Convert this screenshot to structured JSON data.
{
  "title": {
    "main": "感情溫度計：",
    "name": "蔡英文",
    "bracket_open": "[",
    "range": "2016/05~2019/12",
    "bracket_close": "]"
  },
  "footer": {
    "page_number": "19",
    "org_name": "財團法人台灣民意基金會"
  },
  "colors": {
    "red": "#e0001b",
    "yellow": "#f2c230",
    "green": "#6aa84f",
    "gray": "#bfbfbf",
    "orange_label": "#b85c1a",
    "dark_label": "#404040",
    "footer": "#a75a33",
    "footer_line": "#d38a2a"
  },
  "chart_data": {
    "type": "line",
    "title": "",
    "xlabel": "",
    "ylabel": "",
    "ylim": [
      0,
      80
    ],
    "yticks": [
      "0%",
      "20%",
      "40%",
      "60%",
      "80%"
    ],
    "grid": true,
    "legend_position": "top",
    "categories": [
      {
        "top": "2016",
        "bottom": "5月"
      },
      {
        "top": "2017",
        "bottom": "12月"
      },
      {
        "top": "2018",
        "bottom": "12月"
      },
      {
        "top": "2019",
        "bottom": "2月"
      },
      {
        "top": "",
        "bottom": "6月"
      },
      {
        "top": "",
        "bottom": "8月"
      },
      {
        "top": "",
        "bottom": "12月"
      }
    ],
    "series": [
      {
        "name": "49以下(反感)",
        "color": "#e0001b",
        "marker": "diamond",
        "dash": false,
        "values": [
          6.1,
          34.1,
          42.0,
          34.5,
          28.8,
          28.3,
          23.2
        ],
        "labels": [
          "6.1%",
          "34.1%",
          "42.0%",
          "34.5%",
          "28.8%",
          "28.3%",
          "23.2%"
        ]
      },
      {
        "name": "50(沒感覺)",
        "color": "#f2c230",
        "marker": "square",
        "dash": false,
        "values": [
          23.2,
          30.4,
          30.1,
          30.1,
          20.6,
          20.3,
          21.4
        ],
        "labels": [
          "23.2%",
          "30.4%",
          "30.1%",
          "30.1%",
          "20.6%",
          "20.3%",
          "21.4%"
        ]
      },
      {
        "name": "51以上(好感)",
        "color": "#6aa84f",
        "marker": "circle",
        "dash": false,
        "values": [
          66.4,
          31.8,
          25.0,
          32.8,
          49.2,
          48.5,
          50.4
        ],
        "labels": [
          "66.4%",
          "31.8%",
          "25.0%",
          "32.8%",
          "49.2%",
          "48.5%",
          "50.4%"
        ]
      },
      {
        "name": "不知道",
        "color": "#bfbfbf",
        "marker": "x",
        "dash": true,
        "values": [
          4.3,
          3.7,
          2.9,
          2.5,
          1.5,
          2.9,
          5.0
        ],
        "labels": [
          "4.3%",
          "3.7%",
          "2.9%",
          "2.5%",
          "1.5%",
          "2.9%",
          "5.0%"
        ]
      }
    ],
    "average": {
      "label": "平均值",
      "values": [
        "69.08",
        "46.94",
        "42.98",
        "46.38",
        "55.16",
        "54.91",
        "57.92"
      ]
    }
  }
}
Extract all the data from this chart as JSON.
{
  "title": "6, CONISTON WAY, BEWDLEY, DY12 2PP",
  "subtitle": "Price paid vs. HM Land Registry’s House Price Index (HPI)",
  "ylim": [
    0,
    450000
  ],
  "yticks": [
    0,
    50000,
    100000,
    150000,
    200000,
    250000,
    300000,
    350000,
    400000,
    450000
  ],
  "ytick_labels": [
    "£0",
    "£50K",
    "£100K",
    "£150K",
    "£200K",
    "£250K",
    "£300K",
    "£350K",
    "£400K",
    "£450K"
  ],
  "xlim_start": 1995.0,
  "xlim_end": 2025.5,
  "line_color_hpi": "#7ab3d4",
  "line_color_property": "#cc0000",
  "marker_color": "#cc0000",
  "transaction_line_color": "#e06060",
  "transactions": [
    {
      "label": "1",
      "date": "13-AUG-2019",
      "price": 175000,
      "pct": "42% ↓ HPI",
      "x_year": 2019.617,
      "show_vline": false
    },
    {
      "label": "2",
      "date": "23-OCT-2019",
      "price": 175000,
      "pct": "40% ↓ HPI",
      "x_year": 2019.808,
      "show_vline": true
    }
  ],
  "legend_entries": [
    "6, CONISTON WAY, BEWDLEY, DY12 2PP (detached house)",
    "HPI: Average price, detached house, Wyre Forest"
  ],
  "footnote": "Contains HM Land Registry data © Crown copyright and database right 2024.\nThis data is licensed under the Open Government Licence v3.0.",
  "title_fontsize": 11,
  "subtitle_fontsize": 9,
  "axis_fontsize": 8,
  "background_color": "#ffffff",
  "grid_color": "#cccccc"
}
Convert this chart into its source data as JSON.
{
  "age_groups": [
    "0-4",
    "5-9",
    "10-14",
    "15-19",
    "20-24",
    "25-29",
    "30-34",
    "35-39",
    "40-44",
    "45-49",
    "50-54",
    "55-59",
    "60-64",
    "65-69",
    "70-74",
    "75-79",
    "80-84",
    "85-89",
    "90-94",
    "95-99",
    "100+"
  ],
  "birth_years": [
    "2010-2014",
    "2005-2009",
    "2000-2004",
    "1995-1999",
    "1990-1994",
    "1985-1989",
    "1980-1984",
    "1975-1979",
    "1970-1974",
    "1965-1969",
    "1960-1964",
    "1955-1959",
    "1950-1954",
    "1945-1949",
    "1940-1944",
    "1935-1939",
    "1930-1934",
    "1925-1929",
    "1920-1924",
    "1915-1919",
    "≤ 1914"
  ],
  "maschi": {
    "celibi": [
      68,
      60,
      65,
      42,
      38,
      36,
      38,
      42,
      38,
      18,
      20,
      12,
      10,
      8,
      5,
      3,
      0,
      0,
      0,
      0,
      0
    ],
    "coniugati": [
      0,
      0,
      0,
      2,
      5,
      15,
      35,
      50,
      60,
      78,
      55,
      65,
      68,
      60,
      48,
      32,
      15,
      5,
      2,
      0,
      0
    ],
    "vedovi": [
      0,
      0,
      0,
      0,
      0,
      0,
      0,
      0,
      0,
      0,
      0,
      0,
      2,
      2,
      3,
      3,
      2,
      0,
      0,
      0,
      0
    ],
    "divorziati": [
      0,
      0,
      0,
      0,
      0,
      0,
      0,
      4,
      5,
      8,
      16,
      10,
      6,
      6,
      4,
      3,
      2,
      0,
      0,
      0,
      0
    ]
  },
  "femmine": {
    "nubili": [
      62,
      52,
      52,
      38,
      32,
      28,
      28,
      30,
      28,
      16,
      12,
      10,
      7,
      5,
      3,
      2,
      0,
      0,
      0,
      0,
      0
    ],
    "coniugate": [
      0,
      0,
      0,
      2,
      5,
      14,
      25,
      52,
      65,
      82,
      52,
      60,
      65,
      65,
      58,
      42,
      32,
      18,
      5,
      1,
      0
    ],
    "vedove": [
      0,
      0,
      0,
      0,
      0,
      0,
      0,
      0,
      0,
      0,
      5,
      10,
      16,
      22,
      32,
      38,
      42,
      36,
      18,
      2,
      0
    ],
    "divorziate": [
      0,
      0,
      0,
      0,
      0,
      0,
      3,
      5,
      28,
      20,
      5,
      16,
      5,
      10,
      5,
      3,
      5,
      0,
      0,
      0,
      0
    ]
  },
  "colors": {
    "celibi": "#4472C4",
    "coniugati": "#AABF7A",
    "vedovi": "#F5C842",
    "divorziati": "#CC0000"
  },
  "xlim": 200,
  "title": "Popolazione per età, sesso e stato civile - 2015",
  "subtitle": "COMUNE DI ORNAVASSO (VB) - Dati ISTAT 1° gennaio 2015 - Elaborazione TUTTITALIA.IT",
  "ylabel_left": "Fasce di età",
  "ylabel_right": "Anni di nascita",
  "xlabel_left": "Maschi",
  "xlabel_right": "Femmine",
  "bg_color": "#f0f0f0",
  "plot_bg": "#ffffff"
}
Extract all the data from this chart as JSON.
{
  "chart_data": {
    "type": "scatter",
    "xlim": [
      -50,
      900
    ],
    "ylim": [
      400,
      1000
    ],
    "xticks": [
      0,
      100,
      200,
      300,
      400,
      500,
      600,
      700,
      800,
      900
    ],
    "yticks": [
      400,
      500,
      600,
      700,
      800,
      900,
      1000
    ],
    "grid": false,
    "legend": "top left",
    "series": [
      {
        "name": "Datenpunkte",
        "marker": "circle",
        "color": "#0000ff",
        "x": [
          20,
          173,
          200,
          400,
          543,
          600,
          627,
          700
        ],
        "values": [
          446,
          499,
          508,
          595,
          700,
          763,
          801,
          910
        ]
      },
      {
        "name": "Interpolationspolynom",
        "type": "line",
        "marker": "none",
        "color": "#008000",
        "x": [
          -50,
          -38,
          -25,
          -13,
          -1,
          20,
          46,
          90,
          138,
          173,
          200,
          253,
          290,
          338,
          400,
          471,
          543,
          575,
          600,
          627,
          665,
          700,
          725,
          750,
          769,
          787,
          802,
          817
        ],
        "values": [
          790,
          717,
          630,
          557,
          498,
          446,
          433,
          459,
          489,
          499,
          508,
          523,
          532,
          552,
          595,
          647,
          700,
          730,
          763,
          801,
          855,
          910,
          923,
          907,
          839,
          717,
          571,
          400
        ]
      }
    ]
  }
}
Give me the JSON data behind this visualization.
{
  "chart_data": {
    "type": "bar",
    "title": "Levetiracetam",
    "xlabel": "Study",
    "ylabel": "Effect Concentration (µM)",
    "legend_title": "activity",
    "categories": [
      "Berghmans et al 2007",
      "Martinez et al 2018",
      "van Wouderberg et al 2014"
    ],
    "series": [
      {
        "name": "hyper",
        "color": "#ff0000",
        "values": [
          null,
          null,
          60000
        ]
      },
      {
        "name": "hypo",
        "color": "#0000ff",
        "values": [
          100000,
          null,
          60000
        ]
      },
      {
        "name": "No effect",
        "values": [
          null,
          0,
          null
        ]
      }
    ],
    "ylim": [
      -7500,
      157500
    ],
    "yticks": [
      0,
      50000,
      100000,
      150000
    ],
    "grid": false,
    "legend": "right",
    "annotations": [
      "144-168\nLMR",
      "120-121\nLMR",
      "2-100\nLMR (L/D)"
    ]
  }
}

-- -- --

● **Problem description**:
Where a line of the entries contains the word "Registry", copy that line.

● **Full answer**:
  "subtitle": "Price paid vs. HM Land Registry’s House Price Index (HPI)",
  "footnote": "Contains HM Land Registry data © Crown copyright and database right 2024.\nThis data is licensed under the Open Government Licence v3.0.",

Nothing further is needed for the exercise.